In the listing below, identify each line with the word "category" and return those lines.

(Dataset rows)
——————————
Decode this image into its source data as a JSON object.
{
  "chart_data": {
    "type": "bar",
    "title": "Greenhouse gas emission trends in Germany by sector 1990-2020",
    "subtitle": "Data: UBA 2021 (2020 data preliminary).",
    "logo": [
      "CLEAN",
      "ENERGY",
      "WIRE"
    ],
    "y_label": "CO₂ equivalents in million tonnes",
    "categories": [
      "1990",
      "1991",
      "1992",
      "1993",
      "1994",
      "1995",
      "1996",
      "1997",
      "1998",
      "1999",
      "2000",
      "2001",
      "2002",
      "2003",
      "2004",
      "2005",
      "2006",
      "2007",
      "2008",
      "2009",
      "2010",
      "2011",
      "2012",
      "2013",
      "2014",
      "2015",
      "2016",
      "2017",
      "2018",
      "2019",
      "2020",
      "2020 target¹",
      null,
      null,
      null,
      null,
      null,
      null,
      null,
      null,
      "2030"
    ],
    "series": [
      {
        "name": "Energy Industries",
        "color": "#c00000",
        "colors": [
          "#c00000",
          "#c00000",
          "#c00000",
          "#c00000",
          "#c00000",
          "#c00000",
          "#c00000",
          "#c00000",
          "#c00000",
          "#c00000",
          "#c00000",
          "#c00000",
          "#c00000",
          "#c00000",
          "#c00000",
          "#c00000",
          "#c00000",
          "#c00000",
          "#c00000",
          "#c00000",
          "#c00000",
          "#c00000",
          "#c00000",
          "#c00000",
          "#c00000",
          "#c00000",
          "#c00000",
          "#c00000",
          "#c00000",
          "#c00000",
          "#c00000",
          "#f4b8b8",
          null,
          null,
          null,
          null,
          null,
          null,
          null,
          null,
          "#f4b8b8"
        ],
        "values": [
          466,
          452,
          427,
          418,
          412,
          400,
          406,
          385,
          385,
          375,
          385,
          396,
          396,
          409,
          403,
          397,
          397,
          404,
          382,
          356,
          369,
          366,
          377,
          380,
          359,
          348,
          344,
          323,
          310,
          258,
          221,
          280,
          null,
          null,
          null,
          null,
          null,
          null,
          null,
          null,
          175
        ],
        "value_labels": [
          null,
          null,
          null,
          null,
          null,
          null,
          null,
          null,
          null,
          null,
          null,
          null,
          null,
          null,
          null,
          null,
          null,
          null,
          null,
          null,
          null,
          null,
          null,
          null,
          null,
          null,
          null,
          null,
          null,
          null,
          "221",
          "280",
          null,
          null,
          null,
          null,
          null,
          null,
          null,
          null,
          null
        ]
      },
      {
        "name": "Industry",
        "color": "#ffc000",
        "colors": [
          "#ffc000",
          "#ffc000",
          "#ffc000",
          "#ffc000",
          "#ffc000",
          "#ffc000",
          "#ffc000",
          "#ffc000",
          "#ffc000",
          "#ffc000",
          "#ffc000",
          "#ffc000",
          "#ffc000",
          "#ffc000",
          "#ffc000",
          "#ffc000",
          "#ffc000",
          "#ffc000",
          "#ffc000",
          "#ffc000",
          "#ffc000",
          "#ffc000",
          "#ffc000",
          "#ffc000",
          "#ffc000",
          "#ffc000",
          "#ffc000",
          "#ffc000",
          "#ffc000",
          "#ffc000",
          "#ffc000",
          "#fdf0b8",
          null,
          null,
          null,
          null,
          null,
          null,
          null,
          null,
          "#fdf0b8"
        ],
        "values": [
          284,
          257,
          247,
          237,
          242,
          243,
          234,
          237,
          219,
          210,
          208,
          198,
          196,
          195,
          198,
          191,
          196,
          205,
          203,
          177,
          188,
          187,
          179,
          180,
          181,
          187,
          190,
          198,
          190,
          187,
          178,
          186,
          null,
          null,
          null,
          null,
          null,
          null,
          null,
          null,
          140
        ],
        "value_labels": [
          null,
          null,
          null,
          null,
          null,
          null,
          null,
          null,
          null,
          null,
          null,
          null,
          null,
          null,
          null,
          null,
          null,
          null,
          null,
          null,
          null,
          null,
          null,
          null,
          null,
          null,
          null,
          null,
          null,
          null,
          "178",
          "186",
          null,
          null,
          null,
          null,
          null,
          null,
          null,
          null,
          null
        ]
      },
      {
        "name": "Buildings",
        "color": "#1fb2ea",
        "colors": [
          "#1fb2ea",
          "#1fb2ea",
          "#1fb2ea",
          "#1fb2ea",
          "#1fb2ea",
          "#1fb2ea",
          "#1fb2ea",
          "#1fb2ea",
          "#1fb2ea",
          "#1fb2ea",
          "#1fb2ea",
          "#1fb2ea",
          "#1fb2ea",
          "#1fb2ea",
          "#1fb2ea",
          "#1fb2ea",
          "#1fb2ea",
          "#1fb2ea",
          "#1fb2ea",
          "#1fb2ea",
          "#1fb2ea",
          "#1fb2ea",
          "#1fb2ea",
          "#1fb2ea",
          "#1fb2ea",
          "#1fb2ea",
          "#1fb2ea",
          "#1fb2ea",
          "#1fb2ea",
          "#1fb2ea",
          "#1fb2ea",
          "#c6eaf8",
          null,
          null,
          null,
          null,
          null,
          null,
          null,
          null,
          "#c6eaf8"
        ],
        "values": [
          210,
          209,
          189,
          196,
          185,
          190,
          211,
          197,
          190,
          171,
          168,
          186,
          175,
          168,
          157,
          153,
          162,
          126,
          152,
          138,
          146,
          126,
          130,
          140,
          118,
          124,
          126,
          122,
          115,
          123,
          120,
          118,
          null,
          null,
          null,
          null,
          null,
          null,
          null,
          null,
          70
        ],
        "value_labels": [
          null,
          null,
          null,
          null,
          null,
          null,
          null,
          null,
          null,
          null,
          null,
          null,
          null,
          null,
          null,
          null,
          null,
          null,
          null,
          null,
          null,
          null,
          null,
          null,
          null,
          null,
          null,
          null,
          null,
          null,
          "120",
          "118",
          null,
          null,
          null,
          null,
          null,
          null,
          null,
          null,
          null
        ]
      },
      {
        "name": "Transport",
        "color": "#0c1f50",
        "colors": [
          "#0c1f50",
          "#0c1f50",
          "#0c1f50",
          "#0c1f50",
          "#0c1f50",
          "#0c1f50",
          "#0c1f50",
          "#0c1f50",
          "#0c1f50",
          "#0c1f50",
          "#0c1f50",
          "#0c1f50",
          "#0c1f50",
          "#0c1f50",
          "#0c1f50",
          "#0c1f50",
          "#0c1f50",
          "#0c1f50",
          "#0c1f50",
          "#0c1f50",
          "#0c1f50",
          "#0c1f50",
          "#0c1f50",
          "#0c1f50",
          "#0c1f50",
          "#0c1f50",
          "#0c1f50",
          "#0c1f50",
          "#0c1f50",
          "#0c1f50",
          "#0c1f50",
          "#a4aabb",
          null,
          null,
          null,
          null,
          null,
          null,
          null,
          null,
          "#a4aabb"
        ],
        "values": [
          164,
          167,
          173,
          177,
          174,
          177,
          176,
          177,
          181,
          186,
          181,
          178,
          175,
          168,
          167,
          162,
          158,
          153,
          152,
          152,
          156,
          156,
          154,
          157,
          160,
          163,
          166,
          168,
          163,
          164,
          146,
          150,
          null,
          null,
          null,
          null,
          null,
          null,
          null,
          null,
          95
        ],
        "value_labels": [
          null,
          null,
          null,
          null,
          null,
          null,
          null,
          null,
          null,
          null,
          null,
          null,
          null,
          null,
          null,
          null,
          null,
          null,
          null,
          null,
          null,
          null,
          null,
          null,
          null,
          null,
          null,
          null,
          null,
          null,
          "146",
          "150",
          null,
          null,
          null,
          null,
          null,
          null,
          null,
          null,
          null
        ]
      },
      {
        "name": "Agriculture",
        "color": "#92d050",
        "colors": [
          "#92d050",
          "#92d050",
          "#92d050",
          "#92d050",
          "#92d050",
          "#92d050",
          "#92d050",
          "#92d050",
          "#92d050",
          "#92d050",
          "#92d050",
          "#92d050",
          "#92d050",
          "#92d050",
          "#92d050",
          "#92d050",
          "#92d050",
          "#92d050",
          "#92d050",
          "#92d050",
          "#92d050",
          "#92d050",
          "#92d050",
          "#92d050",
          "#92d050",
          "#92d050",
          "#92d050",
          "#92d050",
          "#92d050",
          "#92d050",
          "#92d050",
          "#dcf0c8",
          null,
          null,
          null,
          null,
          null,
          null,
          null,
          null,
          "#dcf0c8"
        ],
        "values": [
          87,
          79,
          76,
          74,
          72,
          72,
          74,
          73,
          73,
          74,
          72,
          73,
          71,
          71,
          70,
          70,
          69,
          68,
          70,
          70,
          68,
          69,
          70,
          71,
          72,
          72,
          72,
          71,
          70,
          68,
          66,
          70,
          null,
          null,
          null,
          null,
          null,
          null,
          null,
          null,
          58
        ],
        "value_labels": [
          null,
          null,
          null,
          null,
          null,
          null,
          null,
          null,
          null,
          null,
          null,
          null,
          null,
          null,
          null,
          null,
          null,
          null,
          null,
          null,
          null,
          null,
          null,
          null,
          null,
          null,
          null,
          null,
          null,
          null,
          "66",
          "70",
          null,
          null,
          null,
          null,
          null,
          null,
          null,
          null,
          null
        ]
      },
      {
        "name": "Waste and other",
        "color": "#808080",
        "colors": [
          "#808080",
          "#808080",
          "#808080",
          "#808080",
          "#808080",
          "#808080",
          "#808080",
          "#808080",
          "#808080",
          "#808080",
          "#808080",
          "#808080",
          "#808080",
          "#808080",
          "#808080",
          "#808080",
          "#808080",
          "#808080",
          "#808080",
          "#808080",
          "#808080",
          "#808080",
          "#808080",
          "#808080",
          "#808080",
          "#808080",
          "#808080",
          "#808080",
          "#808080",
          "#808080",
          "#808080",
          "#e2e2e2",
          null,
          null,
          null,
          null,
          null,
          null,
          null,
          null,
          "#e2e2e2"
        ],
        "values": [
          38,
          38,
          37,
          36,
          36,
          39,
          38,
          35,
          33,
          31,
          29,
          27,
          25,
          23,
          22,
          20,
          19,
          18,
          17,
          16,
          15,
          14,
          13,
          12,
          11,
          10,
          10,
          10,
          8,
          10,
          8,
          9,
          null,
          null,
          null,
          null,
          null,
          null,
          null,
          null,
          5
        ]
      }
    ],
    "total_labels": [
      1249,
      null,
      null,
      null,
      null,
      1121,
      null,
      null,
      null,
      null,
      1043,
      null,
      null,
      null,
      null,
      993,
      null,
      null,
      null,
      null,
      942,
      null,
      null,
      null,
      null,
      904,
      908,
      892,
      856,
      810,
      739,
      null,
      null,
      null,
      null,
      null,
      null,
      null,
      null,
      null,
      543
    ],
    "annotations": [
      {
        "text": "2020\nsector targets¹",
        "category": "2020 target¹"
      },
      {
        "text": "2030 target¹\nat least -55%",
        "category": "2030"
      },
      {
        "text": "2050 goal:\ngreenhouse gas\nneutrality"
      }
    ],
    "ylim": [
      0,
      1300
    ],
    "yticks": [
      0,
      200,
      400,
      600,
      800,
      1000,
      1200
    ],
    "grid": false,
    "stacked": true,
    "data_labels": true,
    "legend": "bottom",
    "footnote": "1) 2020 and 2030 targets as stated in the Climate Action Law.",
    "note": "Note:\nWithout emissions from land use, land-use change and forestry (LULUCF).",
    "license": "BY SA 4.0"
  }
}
——————————
» SOLUTION TO THIS TASK:
        "category": "2020 target¹"
        "category": "2030"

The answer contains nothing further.